STATED PROBLEM —
Wherever the word "Rehab" shows up in a line, please copy that line.

RECORDS FOR THIS EXERCISE —
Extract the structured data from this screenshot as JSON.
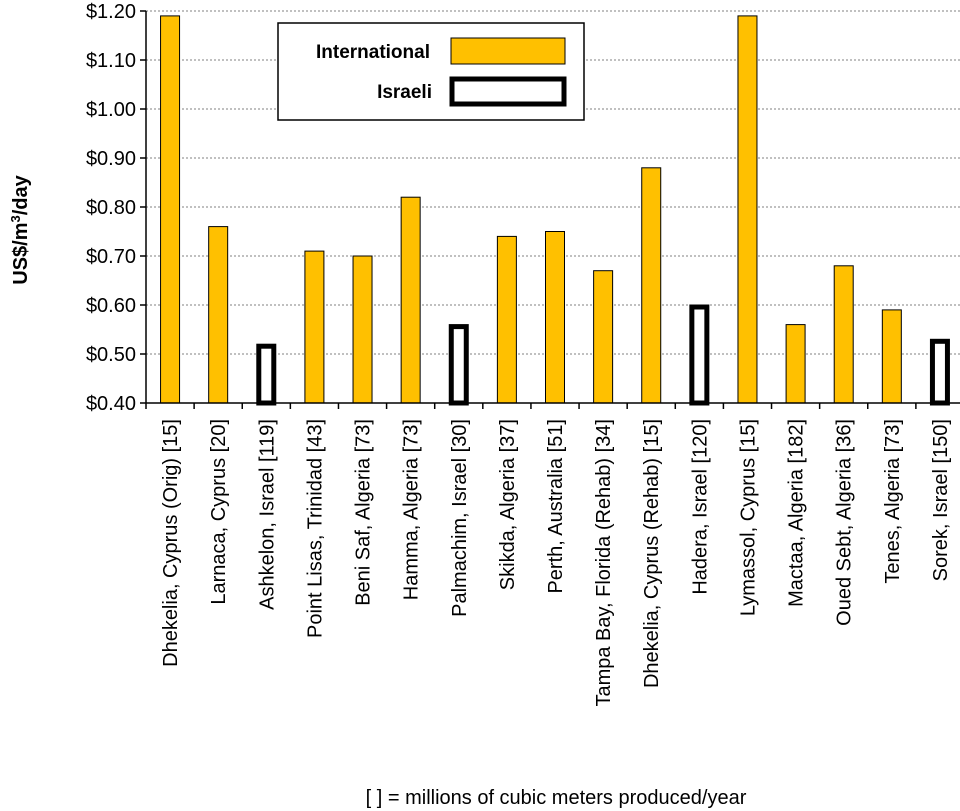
{
  "chart_data": {
    "type": "bar",
    "categories": [
      "Dhekelia, Cyprus (Orig) [15]",
      "Larnaca, Cyprus [20]",
      "Ashkelon, Israel [119]",
      "Point Lisas, Trinidad [43]",
      "Beni Saf, Algeria [73]",
      "Hamma, Algeria [73]",
      "Palmachim, Israel [30]",
      "Skikda, Algeria [37]",
      "Perth, Australia [51]",
      "Tampa Bay, Florida (Rehab) [34]",
      "Dhekelia, Cyprus (Rehab) [15]",
      "Hadera, Israel [120]",
      "Lymassol, Cyprus [15]",
      "Mactaa, Algeria [182]",
      "Oued Sebt, Algeria [36]",
      "Tenes, Algeria [73]",
      "Sorek, Israel [150]"
    ],
    "values": [
      1.19,
      0.76,
      0.52,
      0.71,
      0.7,
      0.82,
      0.56,
      0.74,
      0.75,
      0.67,
      0.88,
      0.6,
      1.19,
      0.56,
      0.68,
      0.59,
      0.53
    ],
    "groups": [
      "International",
      "International",
      "Israeli",
      "International",
      "International",
      "International",
      "Israeli",
      "International",
      "International",
      "International",
      "International",
      "Israeli",
      "International",
      "International",
      "International",
      "International",
      "Israeli"
    ],
    "series": [
      {
        "name": "International",
        "color": "#FFC000"
      },
      {
        "name": "Israeli",
        "color": "#FFFFFF"
      }
    ],
    "ylabel_main": "US$/m",
    "ylabel_sup": "3",
    "ylabel_tail": "/day",
    "xlabel": "[ ] = millions of cubic meters produced/year",
    "ylim": [
      0.4,
      1.2
    ],
    "yticks": [
      "$0.40",
      "$0.50",
      "$0.60",
      "$0.70",
      "$0.80",
      "$0.90",
      "$1.00",
      "$1.10",
      "$1.20"
    ],
    "ytick_values": [
      0.4,
      0.5,
      0.6,
      0.7,
      0.8,
      0.9,
      1.0,
      1.1,
      1.2
    ],
    "grid": true,
    "legend_position": "top-left"
  }
}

CORRECT OUTPUT —
      "Tampa Bay, Florida (Rehab) [34]",
      "Dhekelia, Cyprus (Rehab) [15]",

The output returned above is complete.